WHAT THE EXERCISE ASKS:
Each line of the data that includes the string "name" is to be copied out.

LISTED RECORDS:
--------------------

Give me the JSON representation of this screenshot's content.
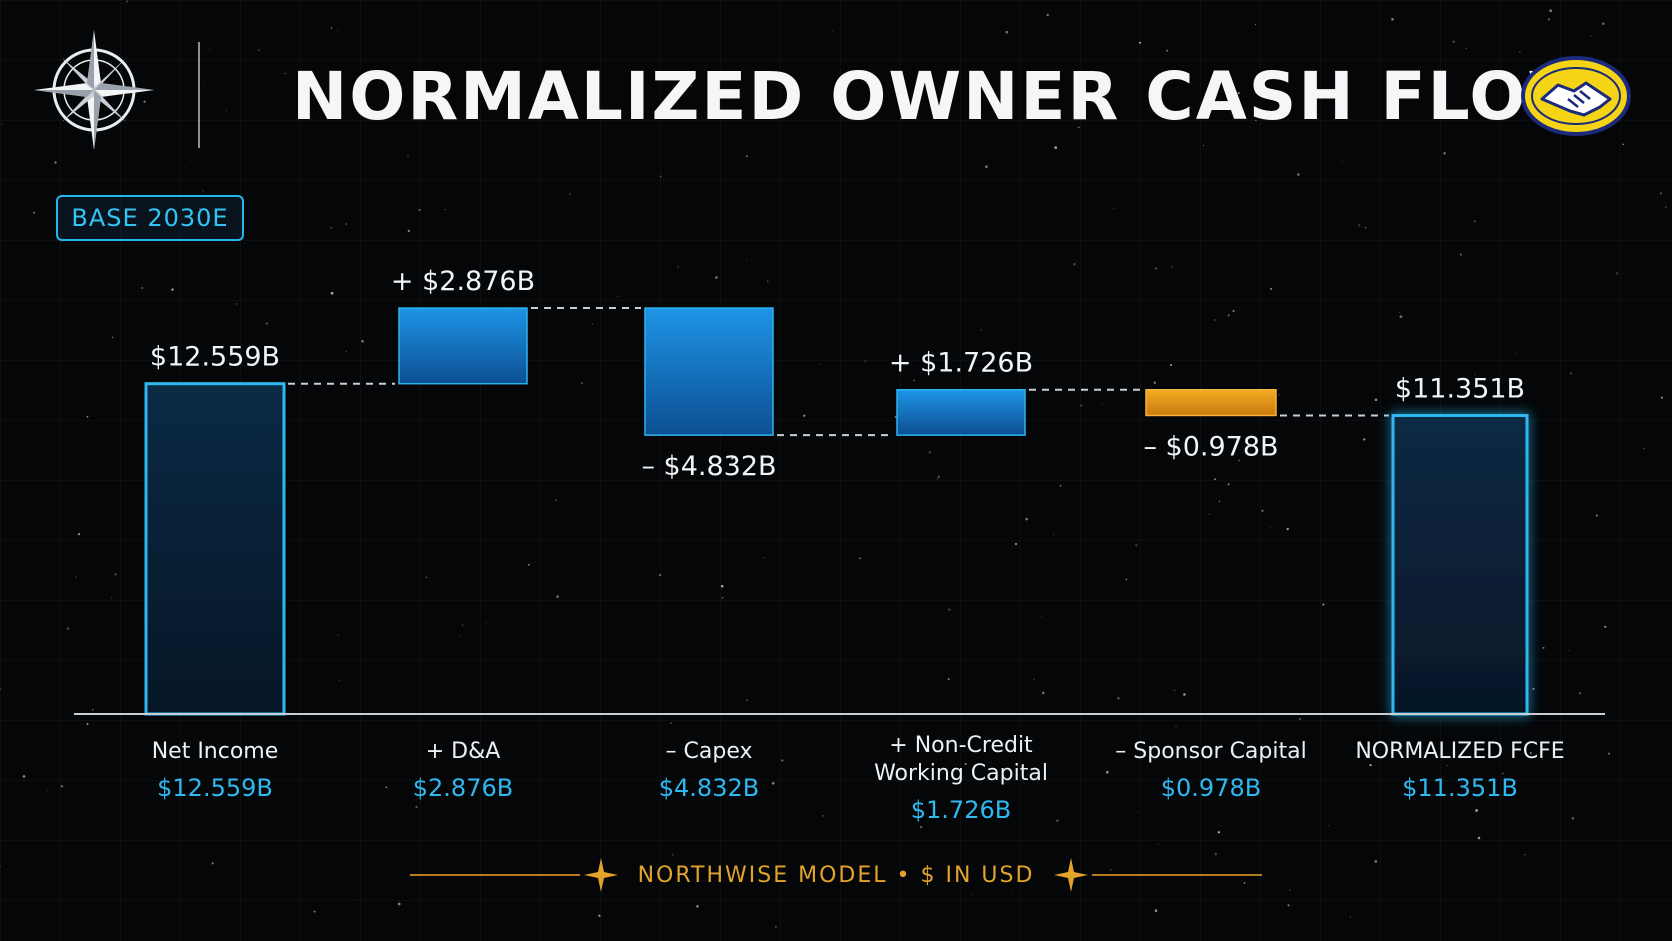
{
  "header": {
    "title": "NORMALIZED OWNER CASH FLOW",
    "badge": "BASE 2030E"
  },
  "icons": {
    "left_logo": "compass-rose-icon",
    "right_logo": "handshake-icon"
  },
  "colors": {
    "accent_blue": "#25b6ea",
    "increase_fill": "#1e8fe0",
    "decrease_fill": "#1a78c8",
    "sponsor_fill": "#f0a21c",
    "footer_gold": "#e3a32a"
  },
  "footer": {
    "text": "NORTHWISE MODEL • $ IN USD"
  },
  "chart_data": {
    "type": "bar",
    "subtype": "waterfall",
    "title": "NORMALIZED OWNER CASH FLOW",
    "currency": "USD",
    "unit": "B",
    "steps": [
      {
        "label": "Net Income",
        "category_value": "$12.559B",
        "value": 12.559,
        "kind": "total",
        "data_label": "$12.559B"
      },
      {
        "label": "+ D&A",
        "category_value": "$2.876B",
        "value": 2.876,
        "kind": "increase",
        "data_label": "+ $2.876B"
      },
      {
        "label": "– Capex",
        "category_value": "$4.832B",
        "value": -4.832,
        "kind": "decrease",
        "data_label": "– $4.832B"
      },
      {
        "label": "+ Non-Credit Working Capital",
        "label_lines": [
          "+ Non-Credit",
          "Working Capital"
        ],
        "category_value": "$1.726B",
        "value": 1.726,
        "kind": "increase",
        "data_label": "+ $1.726B"
      },
      {
        "label": "– Sponsor Capital",
        "category_value": "$0.978B",
        "value": -0.978,
        "kind": "decrease_highlight",
        "data_label": "– $0.978B"
      },
      {
        "label": "NORMALIZED FCFE",
        "category_value": "$11.351B",
        "value": 11.351,
        "kind": "total",
        "data_label": "$11.351B"
      }
    ],
    "ylim": [
      0,
      18
    ],
    "grid": false,
    "legend": "none"
  }
}
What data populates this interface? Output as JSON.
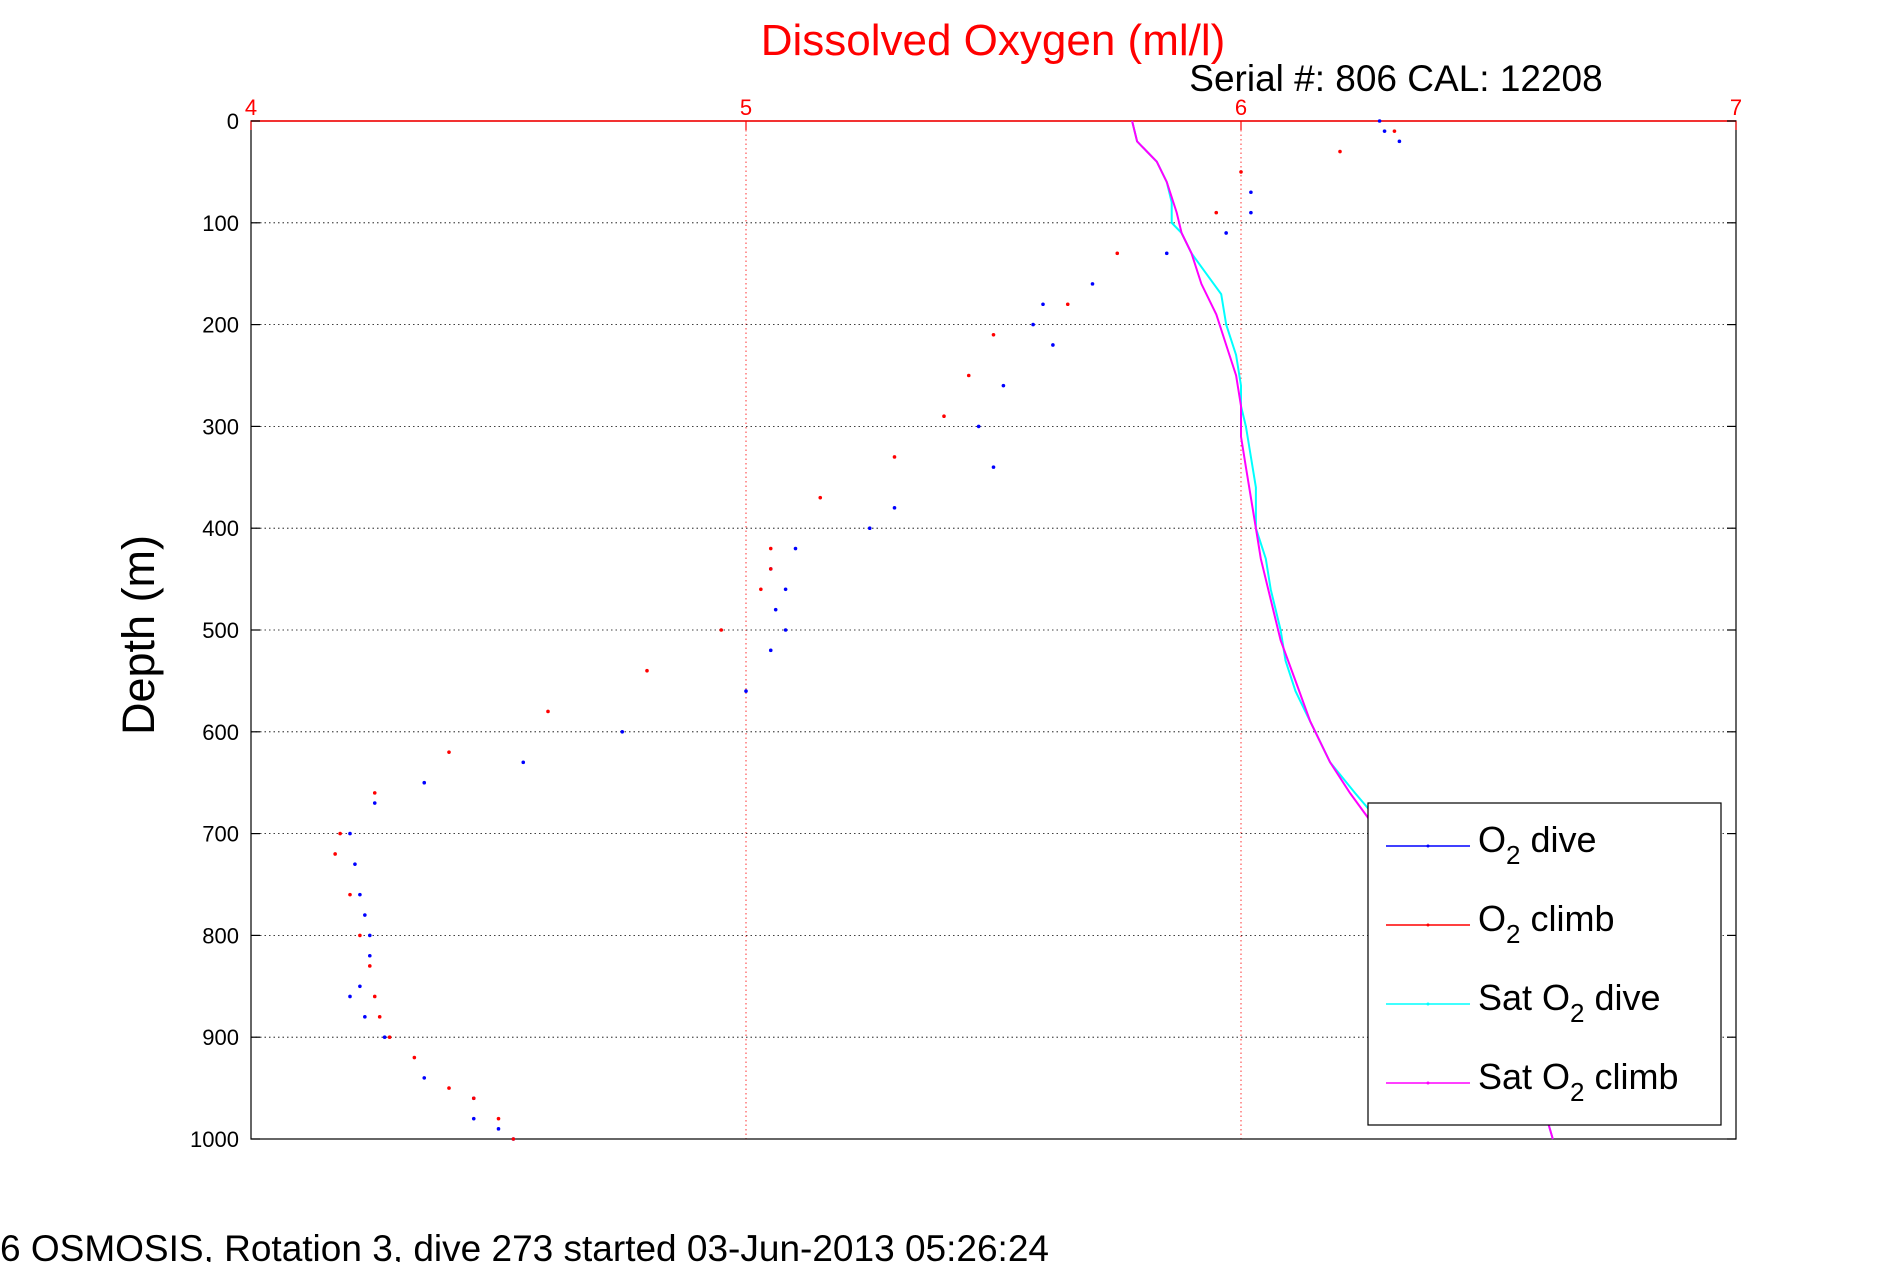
{
  "chart_data": {
    "type": "scatter",
    "title": "Dissolved Oxygen (ml/l)",
    "subtitle": "Serial #: 806  CAL: 12208",
    "ylabel": "Depth (m)",
    "footer": "6 OSMOSIS, Rotation 3, dive 273 started 03-Jun-2013 05:26:24",
    "xlim": [
      4,
      7
    ],
    "ylim": [
      0,
      1000
    ],
    "y_reversed": true,
    "x_axis_position": "top",
    "xticks": [
      4,
      5,
      6,
      7
    ],
    "yticks": [
      0,
      100,
      200,
      300,
      400,
      500,
      600,
      700,
      800,
      900,
      1000
    ],
    "grid": true,
    "legend_position": "lower-right",
    "colors": {
      "title": "#ff0000",
      "x_axis": "#ff0000",
      "dive": "#0000ff",
      "climb": "#ff0000",
      "sat_dive": "#00ffff",
      "sat_climb": "#ff00ff"
    },
    "legend": [
      {
        "pre": "O",
        "sub": "2",
        "post": " dive",
        "color": "#0000ff"
      },
      {
        "pre": "O",
        "sub": "2",
        "post": " climb",
        "color": "#ff0000"
      },
      {
        "pre": "Sat O",
        "sub": "2",
        "post": " dive",
        "color": "#00ffff"
      },
      {
        "pre": "Sat O",
        "sub": "2",
        "post": " climb",
        "color": "#ff00ff"
      }
    ],
    "series": [
      {
        "name": "O2 dive",
        "style": "dots",
        "color": "#0000ff",
        "x": [
          6.28,
          6.29,
          6.32,
          6.02,
          6.02,
          5.97,
          5.85,
          5.7,
          5.6,
          5.58,
          5.62,
          5.52,
          5.47,
          5.5,
          5.3,
          5.25,
          5.1,
          5.05,
          5.08,
          5.06,
          5.08,
          5.05,
          5.0,
          4.75,
          4.55,
          4.35,
          4.25,
          4.2,
          4.21,
          4.22,
          4.23,
          4.24,
          4.24,
          4.22,
          4.2,
          4.23,
          4.27,
          4.35,
          4.45,
          4.45,
          4.5,
          4.53
        ],
        "y": [
          0,
          10,
          20,
          70,
          90,
          110,
          130,
          160,
          180,
          200,
          220,
          260,
          300,
          340,
          380,
          400,
          420,
          440,
          460,
          480,
          500,
          520,
          560,
          600,
          630,
          650,
          670,
          700,
          730,
          760,
          780,
          800,
          820,
          850,
          860,
          880,
          900,
          940,
          960,
          980,
          990,
          1000
        ]
      },
      {
        "name": "O2 climb",
        "style": "dots",
        "color": "#ff0000",
        "x": [
          6.31,
          6.2,
          6.0,
          5.95,
          5.75,
          5.65,
          5.5,
          5.45,
          5.4,
          5.3,
          5.15,
          5.05,
          5.05,
          5.03,
          4.95,
          4.8,
          4.6,
          4.4,
          4.25,
          4.18,
          4.17,
          4.2,
          4.22,
          4.24,
          4.25,
          4.26,
          4.28,
          4.33,
          4.4,
          4.45,
          4.5,
          4.53
        ],
        "y": [
          10,
          30,
          50,
          90,
          130,
          180,
          210,
          250,
          290,
          330,
          370,
          420,
          440,
          460,
          500,
          540,
          580,
          620,
          660,
          700,
          720,
          760,
          800,
          830,
          860,
          880,
          900,
          920,
          950,
          960,
          980,
          1000
        ]
      },
      {
        "name": "Sat O2 dive",
        "style": "line",
        "color": "#00ffff",
        "x": [
          5.78,
          5.79,
          5.81,
          5.83,
          5.85,
          5.86,
          5.86,
          5.88,
          5.9,
          5.93,
          5.96,
          5.97,
          5.99,
          6.0,
          6.0,
          6.01,
          6.02,
          6.03,
          6.03,
          6.05,
          6.06,
          6.08,
          6.09,
          6.11,
          6.13,
          6.15,
          6.18,
          6.23,
          6.3,
          6.34,
          6.4,
          6.5,
          6.55,
          6.6,
          6.63
        ],
        "y": [
          0,
          20,
          30,
          40,
          60,
          80,
          100,
          110,
          130,
          150,
          170,
          200,
          230,
          260,
          280,
          300,
          330,
          360,
          400,
          430,
          460,
          500,
          530,
          560,
          580,
          600,
          630,
          660,
          700,
          740,
          780,
          850,
          900,
          950,
          1000
        ]
      },
      {
        "name": "Sat O2 climb",
        "style": "line",
        "color": "#ff00ff",
        "x": [
          5.78,
          5.79,
          5.81,
          5.83,
          5.85,
          5.87,
          5.88,
          5.9,
          5.92,
          5.95,
          5.97,
          5.99,
          6.0,
          6.0,
          6.01,
          6.02,
          6.03,
          6.04,
          6.06,
          6.08,
          6.11,
          6.14,
          6.18,
          6.22,
          6.28,
          6.33,
          6.4,
          6.5,
          6.55,
          6.6,
          6.63
        ],
        "y": [
          0,
          20,
          30,
          40,
          60,
          90,
          110,
          130,
          160,
          190,
          220,
          250,
          280,
          310,
          340,
          370,
          400,
          430,
          470,
          510,
          550,
          590,
          630,
          660,
          700,
          740,
          780,
          850,
          900,
          950,
          1000
        ]
      }
    ]
  }
}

--------------------

OUTPUT OF THE EXERCISE:
        "name": "O2 dive",
        "name": "O2 climb",
        "name": "Sat O2 dive",
        "name": "Sat O2 climb",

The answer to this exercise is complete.